**Extracted text:**
Providing our service for this project is very exciting as NFC adoption grows and it also reminds us to honor those who have served their country and community. - COO, Nathan Neil
Letterkenny, PA (PRWEB) May 27, 2016
The Franklin County Veterans and 9/11 Memorial Park honors all veterans of America’s military history, prisoners of war, servicemen and women missing in action, the casualties of September 11, 2001 as well as the first responders and citizens who saved lives. The memorial was dedicated by the First Counselor to the Apostolic Nuncio, the Vatican’s Ambassador to the United States, just as was done by the Apostolic Nuncio for this military chapel in 1945. Also in 1945, Italian prisoners of war, housed at Letterkenny Army Depot, built the chapel. It used stone from many of the original farm-houses on the depot site. The chapel features a 65 foot Florentine belfry, a San Francisco entrance, and a Roman interior.
On May 21, 2016 after the Armed Forces Day POW-MIA remembrance service at Historic Letterkenny Chapel and Franklin County Veterans and 9/11 Memorial Park, a dedication to the newly constructed Franklin County “Trail of Service” took place. The trail was constructed by CASHS Navy Junior R.O.T.C. Cadets, Boy Scouts and other community organizations and volunteers. The trail is 600 feet long, 5 feet wide and includes 20 digital access kiosks that visitors can stop at along the walk. With the use of a cellphone and NFC technology, visitors are able to tap the NFC chip on any of the kiosks to learn more information about the Historic Letterkenny Chapel, the Veterans and 9/11 Memorial Park, and other park related topics of interest.
NFC (Near Field Communication) is quickly changing all things physical to digital. This technology enables simple and safe two-way interactions between electronic devices, allowing consumers to perform contactless transactions, access digital content, and connect electronic devices with a single touch. In this case, the technology is being used to create an educational tool. By placing tags on the 20 kiosks throughout the Trail of Service, visitors are encouraged to place their phone on the tag so they can be prompted to additional information about the park, flags located outside of the trail, the trees and vegetation surrounding it, etc. NFC technology is a fun, simple way for people of all ages to connect and interact with their surroundings. Visitors no longer need a tour guide to educate them on what they see, they can simply tap their phone to any NFC-enabled device and it will allow for current and future generations to have all the information they need at their fingertips.
The trail serves as a special way of describing the significance of the chapel and the entire park. Throughout the next year, coordinators and volunteers that worked with this project hope to install benches that are made of recyclable material and an LED system powered by solar panels that would illuminate the kiosks at night. These additions would allow for a very green, environmentally friendly trail. Paul Cullinane, program coordinator, would like to plant native trees around the area so that children may learn more about them. He would also like to create pathways that connect the start and end points of the trail to make it easier for visitors to walk it.
The website for the trail was designed and built by Purple Deck Media. They are also responsible for creating and managing the NFC tags that you see along the trail. Purple Deck Media is a cloud based software company that specializes in mobile applications. Their mission is to increase the availability, security, and delivery of information across mobile platforms. Their leading mobile product – MobileDeck™ - provides the fastest way to quickly create your very own mobile application. Their cloud management platform for NFC and IoT (Internet of Things) – TapLive™ - provides a way to streamline content delivery, information gathering, and much more. It is with these two products that the kiosks on the Trail of Service can come alive in a fun and interactive way. For more information on the trails website, go to http://www.VerteranTrailPA.org.
Paul E. Cullinane, program coordinator and a veteran himself, stated that “The whole park is very personal to me and I am very proud and pleased to be a part of this. I am overjoyed that we were able to implement the vision that Reverend Bill Harter had several years ago and I am excited to have created a learning environment for people of all ages.”

**Supplied information:**

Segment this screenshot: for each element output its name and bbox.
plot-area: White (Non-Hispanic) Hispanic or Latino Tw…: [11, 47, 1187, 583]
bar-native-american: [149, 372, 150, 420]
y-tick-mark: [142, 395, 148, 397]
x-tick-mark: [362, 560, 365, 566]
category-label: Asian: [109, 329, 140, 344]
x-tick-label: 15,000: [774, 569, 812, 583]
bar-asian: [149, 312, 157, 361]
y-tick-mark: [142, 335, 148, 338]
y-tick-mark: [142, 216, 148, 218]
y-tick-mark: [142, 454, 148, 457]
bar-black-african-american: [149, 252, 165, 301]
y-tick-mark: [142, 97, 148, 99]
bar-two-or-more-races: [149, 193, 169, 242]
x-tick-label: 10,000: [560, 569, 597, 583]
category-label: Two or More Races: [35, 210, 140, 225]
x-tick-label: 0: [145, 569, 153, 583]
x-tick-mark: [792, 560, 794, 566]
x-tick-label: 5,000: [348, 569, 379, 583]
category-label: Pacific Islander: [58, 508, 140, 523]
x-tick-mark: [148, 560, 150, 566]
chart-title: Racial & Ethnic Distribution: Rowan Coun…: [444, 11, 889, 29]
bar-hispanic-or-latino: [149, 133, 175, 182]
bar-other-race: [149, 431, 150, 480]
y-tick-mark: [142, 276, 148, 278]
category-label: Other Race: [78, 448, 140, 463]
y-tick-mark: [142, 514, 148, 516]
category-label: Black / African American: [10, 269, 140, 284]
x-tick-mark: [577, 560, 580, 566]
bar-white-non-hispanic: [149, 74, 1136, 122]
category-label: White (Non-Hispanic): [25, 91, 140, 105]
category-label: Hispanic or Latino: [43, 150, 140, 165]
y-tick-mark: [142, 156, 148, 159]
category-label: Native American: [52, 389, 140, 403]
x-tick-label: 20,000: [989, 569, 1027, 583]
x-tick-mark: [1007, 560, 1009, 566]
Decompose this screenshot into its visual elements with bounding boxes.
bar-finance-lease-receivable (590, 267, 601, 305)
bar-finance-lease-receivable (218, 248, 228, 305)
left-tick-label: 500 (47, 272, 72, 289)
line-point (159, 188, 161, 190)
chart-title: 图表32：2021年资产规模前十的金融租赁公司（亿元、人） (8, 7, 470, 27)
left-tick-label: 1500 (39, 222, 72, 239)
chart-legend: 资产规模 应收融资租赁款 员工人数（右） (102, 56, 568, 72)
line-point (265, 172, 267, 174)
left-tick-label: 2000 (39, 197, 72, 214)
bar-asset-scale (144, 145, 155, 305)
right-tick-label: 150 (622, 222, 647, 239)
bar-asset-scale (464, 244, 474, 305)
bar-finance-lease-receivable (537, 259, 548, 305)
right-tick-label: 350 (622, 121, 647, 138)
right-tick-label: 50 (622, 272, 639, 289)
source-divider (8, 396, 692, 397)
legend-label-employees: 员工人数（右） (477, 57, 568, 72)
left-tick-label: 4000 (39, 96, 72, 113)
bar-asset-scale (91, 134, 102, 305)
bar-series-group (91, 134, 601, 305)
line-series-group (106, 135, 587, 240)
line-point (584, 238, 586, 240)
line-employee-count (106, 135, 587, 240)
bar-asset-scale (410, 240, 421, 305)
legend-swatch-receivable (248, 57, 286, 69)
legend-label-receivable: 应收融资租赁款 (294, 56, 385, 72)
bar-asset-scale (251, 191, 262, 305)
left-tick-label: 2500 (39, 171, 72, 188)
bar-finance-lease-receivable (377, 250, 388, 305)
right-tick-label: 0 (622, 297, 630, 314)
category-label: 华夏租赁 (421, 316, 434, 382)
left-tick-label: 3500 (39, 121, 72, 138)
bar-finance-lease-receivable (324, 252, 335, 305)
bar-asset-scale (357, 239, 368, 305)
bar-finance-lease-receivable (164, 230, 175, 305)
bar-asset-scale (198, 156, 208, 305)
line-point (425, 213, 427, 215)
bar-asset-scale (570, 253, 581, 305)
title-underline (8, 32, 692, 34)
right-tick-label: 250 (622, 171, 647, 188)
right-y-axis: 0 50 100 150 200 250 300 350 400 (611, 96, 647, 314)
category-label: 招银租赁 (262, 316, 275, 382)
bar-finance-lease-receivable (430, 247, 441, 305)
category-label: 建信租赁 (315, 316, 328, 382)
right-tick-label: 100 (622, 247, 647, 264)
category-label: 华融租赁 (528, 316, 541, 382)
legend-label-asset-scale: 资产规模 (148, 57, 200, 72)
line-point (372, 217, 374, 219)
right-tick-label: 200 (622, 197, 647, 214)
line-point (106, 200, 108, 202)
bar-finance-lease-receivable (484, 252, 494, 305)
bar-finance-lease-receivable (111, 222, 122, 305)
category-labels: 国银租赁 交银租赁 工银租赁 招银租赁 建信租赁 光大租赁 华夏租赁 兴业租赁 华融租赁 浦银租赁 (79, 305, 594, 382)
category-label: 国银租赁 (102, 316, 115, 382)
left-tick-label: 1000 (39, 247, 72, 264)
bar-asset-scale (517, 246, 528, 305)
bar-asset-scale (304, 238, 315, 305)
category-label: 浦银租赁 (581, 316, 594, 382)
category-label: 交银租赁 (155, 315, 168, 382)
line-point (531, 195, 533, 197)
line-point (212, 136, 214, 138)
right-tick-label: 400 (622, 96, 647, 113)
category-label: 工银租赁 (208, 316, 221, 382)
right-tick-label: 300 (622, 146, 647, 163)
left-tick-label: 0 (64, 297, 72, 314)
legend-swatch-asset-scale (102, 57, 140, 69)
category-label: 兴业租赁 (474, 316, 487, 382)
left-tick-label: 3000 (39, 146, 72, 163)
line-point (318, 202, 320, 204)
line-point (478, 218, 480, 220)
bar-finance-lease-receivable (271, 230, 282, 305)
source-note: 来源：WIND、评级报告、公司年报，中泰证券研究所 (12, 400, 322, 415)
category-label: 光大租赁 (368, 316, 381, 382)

**Exercise tasks:**
1: Using the Trail of Service press release, answer these:
(a) How long is the trail?
(b) In what year did Italian prisoners of war build the chapel?
(c) Which company designed and built the trail's website?
2: Please copy the Trail of Service press release word for word, from "The trail serves" up to and including "to walk it.".

**Answers to the problems:**
1:
(a) 600 feet
(b) 1945
(c) Purple Deck Media

2:
The trail serves as a special way of describing the significance of the chapel and the entire park. Throughout the next year, coordinators and volunteers that worked with this project hope to install benches that are made of recyclable material and an LED system powered by solar panels that would illuminate the kiosks at night. These additions would allow for a very green, environmentally friendly trail. Paul Cullinane, program coordinator, would like to plant native trees around the area so that children may learn more about them. He would also like to create pathways that connect the start and end points of the trail to make it easier for visitors to walk it.